------ RECORDS ------

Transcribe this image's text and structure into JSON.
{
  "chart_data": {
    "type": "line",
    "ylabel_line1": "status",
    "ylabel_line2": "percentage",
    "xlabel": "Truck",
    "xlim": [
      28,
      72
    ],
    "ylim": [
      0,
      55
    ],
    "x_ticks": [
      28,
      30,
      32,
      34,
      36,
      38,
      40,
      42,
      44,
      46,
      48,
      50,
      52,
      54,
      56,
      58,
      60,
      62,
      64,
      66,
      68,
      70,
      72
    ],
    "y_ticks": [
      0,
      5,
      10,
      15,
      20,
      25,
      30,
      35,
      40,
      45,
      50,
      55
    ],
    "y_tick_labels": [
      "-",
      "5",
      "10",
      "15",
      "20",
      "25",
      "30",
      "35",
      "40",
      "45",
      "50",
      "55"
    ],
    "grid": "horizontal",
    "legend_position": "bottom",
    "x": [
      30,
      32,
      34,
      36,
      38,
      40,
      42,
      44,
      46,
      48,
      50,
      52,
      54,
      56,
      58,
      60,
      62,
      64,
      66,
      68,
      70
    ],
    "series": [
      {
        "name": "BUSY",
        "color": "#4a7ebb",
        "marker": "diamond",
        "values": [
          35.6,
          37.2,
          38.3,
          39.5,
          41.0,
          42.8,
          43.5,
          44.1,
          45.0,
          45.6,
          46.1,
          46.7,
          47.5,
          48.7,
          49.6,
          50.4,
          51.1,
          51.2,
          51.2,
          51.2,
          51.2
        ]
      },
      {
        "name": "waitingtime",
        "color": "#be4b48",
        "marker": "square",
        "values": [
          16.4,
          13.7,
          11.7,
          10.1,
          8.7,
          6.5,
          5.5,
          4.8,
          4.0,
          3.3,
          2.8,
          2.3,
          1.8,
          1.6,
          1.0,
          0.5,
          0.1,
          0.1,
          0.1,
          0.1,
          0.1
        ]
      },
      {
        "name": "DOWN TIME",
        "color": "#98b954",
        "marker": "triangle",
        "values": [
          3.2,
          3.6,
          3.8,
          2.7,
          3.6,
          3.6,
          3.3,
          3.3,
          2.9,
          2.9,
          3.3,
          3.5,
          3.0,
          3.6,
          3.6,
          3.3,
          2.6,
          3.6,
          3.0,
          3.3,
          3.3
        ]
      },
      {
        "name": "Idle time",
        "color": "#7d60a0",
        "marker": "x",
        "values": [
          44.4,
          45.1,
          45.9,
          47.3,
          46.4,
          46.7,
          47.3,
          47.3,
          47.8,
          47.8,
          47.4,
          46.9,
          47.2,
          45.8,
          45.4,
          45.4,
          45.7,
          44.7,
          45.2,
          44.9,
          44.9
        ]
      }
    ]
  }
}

------

> TASK STATEMENT: Copy out each line in the listing that has the word "name".

> EXERCISE RESPONSE:
        "name": "BUSY",
        "name": "waitingtime",
        "name": "DOWN TIME",
        "name": "Idle time",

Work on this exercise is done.